_Listed records_
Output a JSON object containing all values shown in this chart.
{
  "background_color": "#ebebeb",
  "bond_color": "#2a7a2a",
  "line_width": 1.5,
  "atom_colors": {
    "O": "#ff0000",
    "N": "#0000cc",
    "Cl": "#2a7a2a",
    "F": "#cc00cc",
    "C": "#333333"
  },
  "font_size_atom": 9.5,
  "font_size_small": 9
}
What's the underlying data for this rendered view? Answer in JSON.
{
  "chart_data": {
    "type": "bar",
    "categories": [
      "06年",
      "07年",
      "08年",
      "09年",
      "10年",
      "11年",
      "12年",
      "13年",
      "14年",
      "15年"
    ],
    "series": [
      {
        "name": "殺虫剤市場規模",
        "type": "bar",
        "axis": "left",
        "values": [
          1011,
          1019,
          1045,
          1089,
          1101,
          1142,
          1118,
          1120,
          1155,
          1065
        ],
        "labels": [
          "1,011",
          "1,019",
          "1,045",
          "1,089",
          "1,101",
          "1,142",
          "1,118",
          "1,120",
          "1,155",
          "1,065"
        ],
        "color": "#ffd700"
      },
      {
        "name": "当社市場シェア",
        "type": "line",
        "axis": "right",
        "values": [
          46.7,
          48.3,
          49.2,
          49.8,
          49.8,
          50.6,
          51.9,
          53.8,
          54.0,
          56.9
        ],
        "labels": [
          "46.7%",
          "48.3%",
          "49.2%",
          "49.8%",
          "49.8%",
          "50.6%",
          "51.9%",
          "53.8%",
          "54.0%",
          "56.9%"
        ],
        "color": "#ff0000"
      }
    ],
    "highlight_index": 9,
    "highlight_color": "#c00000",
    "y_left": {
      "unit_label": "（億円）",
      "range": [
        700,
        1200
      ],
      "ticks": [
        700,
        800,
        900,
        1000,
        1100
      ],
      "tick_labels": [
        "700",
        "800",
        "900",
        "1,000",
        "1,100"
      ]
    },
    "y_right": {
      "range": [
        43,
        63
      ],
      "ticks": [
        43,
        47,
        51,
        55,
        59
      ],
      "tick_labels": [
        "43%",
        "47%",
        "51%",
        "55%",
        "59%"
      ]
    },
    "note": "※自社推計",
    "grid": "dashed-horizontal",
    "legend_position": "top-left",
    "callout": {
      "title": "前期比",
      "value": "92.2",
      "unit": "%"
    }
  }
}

_What the exercise asks_
Retype all of the material, keeping each line exact.

_Response_
Output a JSON object containing all values shown in this chart.
{
  "background_color": "#ebebeb",
  "bond_color": "#2a7a2a",
  "line_width": 1.5,
  "atom_colors": {
    "O": "#ff0000",
    "N": "#0000cc",
    "Cl": "#2a7a2a",
    "F": "#cc00cc",
    "C": "#333333"
  },
  "font_size_atom": 9.5,
  "font_size_small": 9
}
What's the underlying data for this rendered view? Answer in JSON.
{
  "chart_data": {
    "type": "bar",
    "categories": [
      "06年",
      "07年",
      "08年",
      "09年",
      "10年",
      "11年",
      "12年",
      "13年",
      "14年",
      "15年"
    ],
    "series": [
      {
        "name": "殺虫剤市場規模",
        "type": "bar",
        "axis": "left",
        "values": [
          1011,
          1019,
          1045,
          1089,
          1101,
          1142,
          1118,
          1120,
          1155,
          1065
        ],
        "labels": [
          "1,011",
          "1,019",
          "1,045",
          "1,089",
          "1,101",
          "1,142",
          "1,118",
          "1,120",
          "1,155",
          "1,065"
        ],
        "color": "#ffd700"
      },
      {
        "name": "当社市場シェア",
        "type": "line",
        "axis": "right",
        "values": [
          46.7,
          48.3,
          49.2,
          49.8,
          49.8,
          50.6,
          51.9,
          53.8,
          54.0,
          56.9
        ],
        "labels": [
          "46.7%",
          "48.3%",
          "49.2%",
          "49.8%",
          "49.8%",
          "50.6%",
          "51.9%",
          "53.8%",
          "54.0%",
          "56.9%"
        ],
        "color": "#ff0000"
      }
    ],
    "highlight_index": 9,
    "highlight_color": "#c00000",
    "y_left": {
      "unit_label": "（億円）",
      "range": [
        700,
        1200
      ],
      "ticks": [
        700,
        800,
        900,
        1000,
        1100
      ],
      "tick_labels": [
        "700",
        "800",
        "900",
        "1,000",
        "1,100"
      ]
    },
    "y_right": {
      "range": [
        43,
        63
      ],
      "ticks": [
        43,
        47,
        51,
        55,
        59
      ],
      "tick_labels": [
        "43%",
        "47%",
        "51%",
        "55%",
        "59%"
      ]
    },
    "note": "※自社推計",
    "grid": "dashed-horizontal",
    "legend_position": "top-left",
    "callout": {
      "title": "前期比",
      "value": "92.2",
      "unit": "%"
    }
  }
}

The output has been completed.